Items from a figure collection
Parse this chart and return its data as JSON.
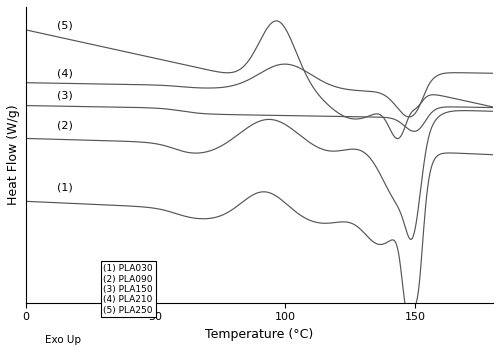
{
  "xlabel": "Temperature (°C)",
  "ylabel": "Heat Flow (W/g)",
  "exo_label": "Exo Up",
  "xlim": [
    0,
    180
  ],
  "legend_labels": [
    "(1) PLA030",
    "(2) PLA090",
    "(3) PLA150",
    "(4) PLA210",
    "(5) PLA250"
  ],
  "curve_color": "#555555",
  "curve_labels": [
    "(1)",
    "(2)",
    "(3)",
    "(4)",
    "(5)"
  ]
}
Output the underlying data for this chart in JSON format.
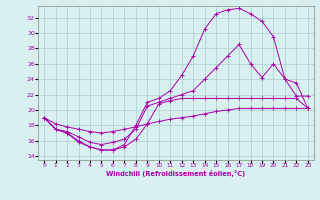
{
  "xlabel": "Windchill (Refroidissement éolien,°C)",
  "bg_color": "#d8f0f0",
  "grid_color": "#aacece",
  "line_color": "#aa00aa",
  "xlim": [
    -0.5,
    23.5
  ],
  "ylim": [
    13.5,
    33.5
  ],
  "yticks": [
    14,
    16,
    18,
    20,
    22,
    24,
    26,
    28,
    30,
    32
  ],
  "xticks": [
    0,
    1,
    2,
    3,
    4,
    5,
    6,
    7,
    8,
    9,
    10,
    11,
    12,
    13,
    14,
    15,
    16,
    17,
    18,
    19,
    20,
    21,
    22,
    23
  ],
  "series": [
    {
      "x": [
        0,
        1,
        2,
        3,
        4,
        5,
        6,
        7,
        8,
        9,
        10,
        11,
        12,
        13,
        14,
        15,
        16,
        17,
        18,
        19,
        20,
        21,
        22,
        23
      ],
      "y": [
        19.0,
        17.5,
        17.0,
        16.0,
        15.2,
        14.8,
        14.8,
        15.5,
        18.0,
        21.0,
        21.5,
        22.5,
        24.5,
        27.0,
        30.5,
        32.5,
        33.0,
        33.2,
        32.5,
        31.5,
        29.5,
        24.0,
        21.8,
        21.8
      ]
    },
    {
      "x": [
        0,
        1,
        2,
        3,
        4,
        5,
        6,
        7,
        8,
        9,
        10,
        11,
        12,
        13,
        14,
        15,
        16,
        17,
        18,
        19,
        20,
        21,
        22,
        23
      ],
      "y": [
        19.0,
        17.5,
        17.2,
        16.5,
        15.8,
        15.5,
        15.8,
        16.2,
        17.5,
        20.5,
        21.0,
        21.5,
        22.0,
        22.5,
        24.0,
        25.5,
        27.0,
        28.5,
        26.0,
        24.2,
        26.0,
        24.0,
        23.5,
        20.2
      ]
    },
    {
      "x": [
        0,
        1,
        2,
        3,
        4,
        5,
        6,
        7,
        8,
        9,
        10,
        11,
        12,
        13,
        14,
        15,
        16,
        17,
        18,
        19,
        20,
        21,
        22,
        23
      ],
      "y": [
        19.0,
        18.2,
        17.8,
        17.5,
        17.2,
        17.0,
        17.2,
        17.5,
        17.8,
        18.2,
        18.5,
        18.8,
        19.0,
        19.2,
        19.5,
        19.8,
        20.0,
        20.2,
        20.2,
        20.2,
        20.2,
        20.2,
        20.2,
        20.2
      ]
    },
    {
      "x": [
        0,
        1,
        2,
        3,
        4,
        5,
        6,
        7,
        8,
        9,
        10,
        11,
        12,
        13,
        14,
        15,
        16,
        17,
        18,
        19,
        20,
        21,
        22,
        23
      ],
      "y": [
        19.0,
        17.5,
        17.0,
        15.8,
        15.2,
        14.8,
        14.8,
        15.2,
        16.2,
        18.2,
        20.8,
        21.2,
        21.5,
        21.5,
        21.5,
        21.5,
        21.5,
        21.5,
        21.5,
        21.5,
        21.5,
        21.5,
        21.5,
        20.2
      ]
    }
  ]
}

### WHAT TO PRODUCE
Give the data again exactly as written, with all pictures left out.

### EXERCISE RESPONSE
Parse this chart and return its data as JSON.
{
  "xlabel": "Temperature (°C)",
  "ylabel": "Heat Flow (W/g)",
  "exo_label": "Exo Up",
  "xlim": [
    0,
    180
  ],
  "legend_labels": [
    "(1) PLA030",
    "(2) PLA090",
    "(3) PLA150",
    "(4) PLA210",
    "(5) PLA250"
  ],
  "curve_color": "#555555",
  "curve_labels": [
    "(1)",
    "(2)",
    "(3)",
    "(4)",
    "(5)"
  ]
}
Output the underlying data for this chart in JSON format.
{
  "xlabel": "Windchill (Refroidissement éolien,°C)",
  "bg_color": "#d8f0f0",
  "grid_color": "#aacece",
  "line_color": "#aa00aa",
  "xlim": [
    -0.5,
    23.5
  ],
  "ylim": [
    13.5,
    33.5
  ],
  "yticks": [
    14,
    16,
    18,
    20,
    22,
    24,
    26,
    28,
    30,
    32
  ],
  "xticks": [
    0,
    1,
    2,
    3,
    4,
    5,
    6,
    7,
    8,
    9,
    10,
    11,
    12,
    13,
    14,
    15,
    16,
    17,
    18,
    19,
    20,
    21,
    22,
    23
  ],
  "series": [
    {
      "x": [
        0,
        1,
        2,
        3,
        4,
        5,
        6,
        7,
        8,
        9,
        10,
        11,
        12,
        13,
        14,
        15,
        16,
        17,
        18,
        19,
        20,
        21,
        22,
        23
      ],
      "y": [
        19.0,
        17.5,
        17.0,
        16.0,
        15.2,
        14.8,
        14.8,
        15.5,
        18.0,
        21.0,
        21.5,
        22.5,
        24.5,
        27.0,
        30.5,
        32.5,
        33.0,
        33.2,
        32.5,
        31.5,
        29.5,
        24.0,
        21.8,
        21.8
      ]
    },
    {
      "x": [
        0,
        1,
        2,
        3,
        4,
        5,
        6,
        7,
        8,
        9,
        10,
        11,
        12,
        13,
        14,
        15,
        16,
        17,
        18,
        19,
        20,
        21,
        22,
        23
      ],
      "y": [
        19.0,
        17.5,
        17.2,
        16.5,
        15.8,
        15.5,
        15.8,
        16.2,
        17.5,
        20.5,
        21.0,
        21.5,
        22.0,
        22.5,
        24.0,
        25.5,
        27.0,
        28.5,
        26.0,
        24.2,
        26.0,
        24.0,
        23.5,
        20.2
      ]
    },
    {
      "x": [
        0,
        1,
        2,
        3,
        4,
        5,
        6,
        7,
        8,
        9,
        10,
        11,
        12,
        13,
        14,
        15,
        16,
        17,
        18,
        19,
        20,
        21,
        22,
        23
      ],
      "y": [
        19.0,
        18.2,
        17.8,
        17.5,
        17.2,
        17.0,
        17.2,
        17.5,
        17.8,
        18.2,
        18.5,
        18.8,
        19.0,
        19.2,
        19.5,
        19.8,
        20.0,
        20.2,
        20.2,
        20.2,
        20.2,
        20.2,
        20.2,
        20.2
      ]
    },
    {
      "x": [
        0,
        1,
        2,
        3,
        4,
        5,
        6,
        7,
        8,
        9,
        10,
        11,
        12,
        13,
        14,
        15,
        16,
        17,
        18,
        19,
        20,
        21,
        22,
        23
      ],
      "y": [
        19.0,
        17.5,
        17.0,
        15.8,
        15.2,
        14.8,
        14.8,
        15.2,
        16.2,
        18.2,
        20.8,
        21.2,
        21.5,
        21.5,
        21.5,
        21.5,
        21.5,
        21.5,
        21.5,
        21.5,
        21.5,
        21.5,
        21.5,
        20.2
      ]
    }
  ]
}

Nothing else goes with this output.